→ **Veri Kümesi Alıntıları**
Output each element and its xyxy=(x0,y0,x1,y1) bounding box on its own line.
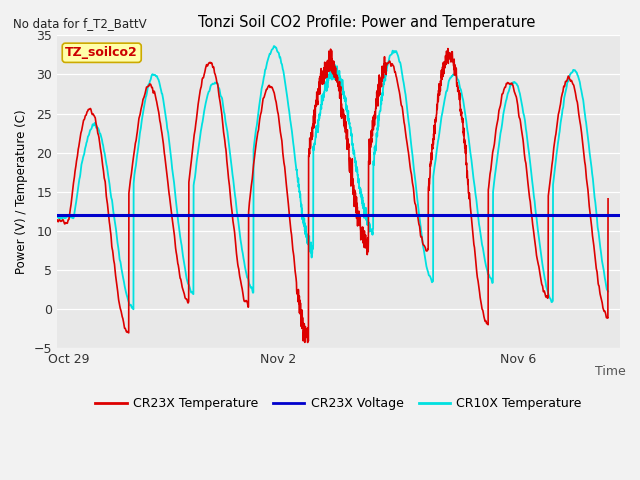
Y-axis label: Power (V) / Temperature (C): Power (V) / Temperature (C) xyxy=(15,109,28,274)
Legend: CR23X Temperature, CR23X Voltage, CR10X Temperature: CR23X Temperature, CR23X Voltage, CR10X … xyxy=(90,392,586,415)
Text: No data for f_T2_BattV: No data for f_T2_BattV xyxy=(13,17,147,30)
Text: Time: Time xyxy=(595,365,626,378)
Title: Tonzi Soil CO2 Profile: Power and Temperature: Tonzi Soil CO2 Profile: Power and Temper… xyxy=(198,15,535,30)
Text: TZ_soilco2: TZ_soilco2 xyxy=(65,46,138,60)
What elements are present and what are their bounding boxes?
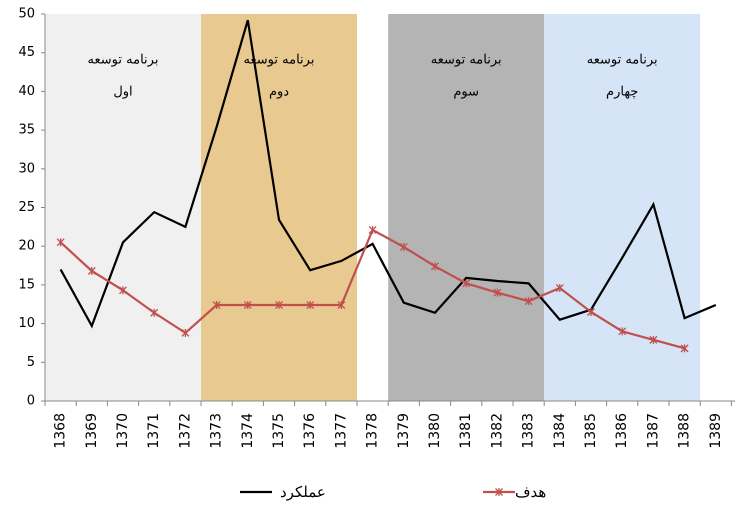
x-tick-label: 1377 — [333, 413, 349, 449]
x-tick-label: 1372 — [177, 413, 193, 449]
region-label: برنامه توسعه — [431, 53, 502, 68]
x-tick-label: 1382 — [489, 413, 505, 449]
y-tick-label: 25 — [18, 200, 35, 215]
x-tick-label: 1384 — [552, 413, 568, 449]
region-label: سوم — [453, 85, 479, 100]
region-label: اول — [113, 85, 132, 100]
y-tick-label: 10 — [18, 316, 35, 331]
x-tick-label: 1371 — [146, 413, 162, 449]
region — [544, 14, 700, 401]
x-tick-label: 1373 — [209, 413, 225, 449]
x-tick-label: 1386 — [614, 413, 630, 449]
region-label: برنامه توسعه — [587, 53, 658, 68]
x-tick-label: 1381 — [458, 413, 474, 449]
y-tick-label: 30 — [18, 161, 35, 176]
x-tick-label: 1383 — [521, 413, 537, 449]
x-tick-label: 1388 — [677, 413, 693, 449]
x-tick-label: 1387 — [645, 413, 661, 449]
x-tick-label: 1374 — [240, 413, 256, 449]
x-tick-label: 1368 — [53, 413, 69, 449]
region — [201, 14, 357, 401]
chart: برنامه توسعه اول برنامه توسعه دوم برنامه توس… — [0, 0, 735, 506]
x-tick-label: 1376 — [302, 413, 318, 449]
y-tick-label: 40 — [18, 84, 35, 99]
x-tick-label: 1389 — [708, 413, 724, 449]
legend-label: عملکرد — [280, 483, 326, 501]
x-tick-label: 1380 — [427, 413, 443, 449]
region — [388, 14, 544, 401]
x-tick-label: 1385 — [583, 413, 599, 449]
region-label: دوم — [269, 85, 289, 100]
y-tick-label: 20 — [18, 239, 35, 254]
y-tick-label: 15 — [18, 277, 35, 292]
y-tick-label: 0 — [27, 394, 35, 409]
y-tick-label: 5 — [27, 355, 35, 370]
x-tick-label: 1370 — [115, 413, 131, 449]
region-label: چهارم — [606, 85, 638, 100]
y-tick-label: 35 — [18, 123, 35, 138]
legend-label: هدف — [515, 483, 546, 501]
x-tick-label: 1369 — [84, 413, 100, 449]
region — [45, 14, 201, 401]
region-label: برنامه توسعه — [88, 53, 159, 68]
y-tick-label: 50 — [18, 7, 35, 22]
y-tick-label: 45 — [18, 45, 35, 60]
point-marker — [369, 226, 376, 234]
x-tick-label: 1379 — [396, 413, 412, 449]
x-tick-label: 1378 — [365, 413, 381, 449]
x-tick-label: 1375 — [271, 413, 287, 449]
page: {"chart_data": {"type": "line", "categor… — [0, 0, 735, 506]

→ **Alıştırma Yönergesi**
Yukarıdaki materyalin tamamında "region-label" ifadesini "bölge-etiketi" ile değiştirip geri kalan her şeyi aynen koruyarak satırları güncelleyebilir misiniz? Görselleri yanıta eklemeyin.

→ **Çözümlü Alıştırma**
Output each element and its xyxy=(x0,y0,x1,y1) bounding box on its own line.
Y-axis label: Power (V) / Temperature (C): Power (V) / Temperature (C) xyxy=(15,109,28,274)
Legend: CR23X Temperature, CR23X Voltage, CR10X Temperature: CR23X Temperature, CR23X Voltage, CR10X … xyxy=(90,392,586,415)
Text: No data for f_T2_BattV: No data for f_T2_BattV xyxy=(13,17,147,30)
Text: Time: Time xyxy=(595,365,626,378)
Title: Tonzi Soil CO2 Profile: Power and Temperature: Tonzi Soil CO2 Profile: Power and Temper… xyxy=(198,15,535,30)
Text: TZ_soilco2: TZ_soilco2 xyxy=(65,46,138,60)
What elements are present and what are their bounding boxes?
x-tick-label: 1377 — [333, 413, 349, 449]
x-tick-label: 1372 — [177, 413, 193, 449]
bölge-etiketi: برنامه توسعه — [431, 53, 502, 68]
x-tick-label: 1382 — [489, 413, 505, 449]
y-tick-label: 25 — [18, 200, 35, 215]
x-tick-label: 1384 — [552, 413, 568, 449]
bölge-etiketi: سوم — [453, 85, 479, 100]
bölge-etiketi: اول — [113, 85, 132, 100]
y-tick-label: 10 — [18, 316, 35, 331]
x-tick-label: 1371 — [146, 413, 162, 449]
region — [544, 14, 700, 401]
x-tick-label: 1373 — [209, 413, 225, 449]
x-tick-label: 1386 — [614, 413, 630, 449]
bölge-etiketi: برنامه توسعه — [587, 53, 658, 68]
x-tick-label: 1381 — [458, 413, 474, 449]
y-tick-label: 30 — [18, 161, 35, 176]
x-tick-label: 1383 — [521, 413, 537, 449]
x-tick-label: 1388 — [677, 413, 693, 449]
x-tick-label: 1387 — [645, 413, 661, 449]
x-tick-label: 1374 — [240, 413, 256, 449]
x-tick-label: 1368 — [53, 413, 69, 449]
region — [201, 14, 357, 401]
chart: برنامه توسعه اول برنامه توسعه دوم برنامه توس… — [0, 0, 735, 506]
x-tick-label: 1376 — [302, 413, 318, 449]
y-tick-label: 40 — [18, 84, 35, 99]
x-tick-label: 1389 — [708, 413, 724, 449]
legend-label: عملکرد — [280, 483, 326, 501]
x-tick-label: 1380 — [427, 413, 443, 449]
region — [388, 14, 544, 401]
x-tick-label: 1385 — [583, 413, 599, 449]
bölge-etiketi: دوم — [269, 85, 289, 100]
y-tick-label: 20 — [18, 239, 35, 254]
y-tick-label: 15 — [18, 277, 35, 292]
y-tick-label: 0 — [27, 394, 35, 409]
y-tick-label: 5 — [27, 355, 35, 370]
x-tick-label: 1370 — [115, 413, 131, 449]
bölge-etiketi: چهارم — [606, 85, 638, 100]
y-tick-label: 35 — [18, 123, 35, 138]
legend-label: هدف — [515, 483, 546, 501]
x-tick-label: 1369 — [84, 413, 100, 449]
region — [45, 14, 201, 401]
bölge-etiketi: برنامه توسعه — [88, 53, 159, 68]
y-tick-label: 50 — [18, 7, 35, 22]
y-tick-label: 45 — [18, 45, 35, 60]
point-marker — [369, 226, 376, 234]
x-tick-label: 1379 — [396, 413, 412, 449]
x-tick-label: 1378 — [365, 413, 381, 449]
x-tick-label: 1375 — [271, 413, 287, 449]
page: {"chart_data": {"type": "line", "categor… — [0, 0, 735, 506]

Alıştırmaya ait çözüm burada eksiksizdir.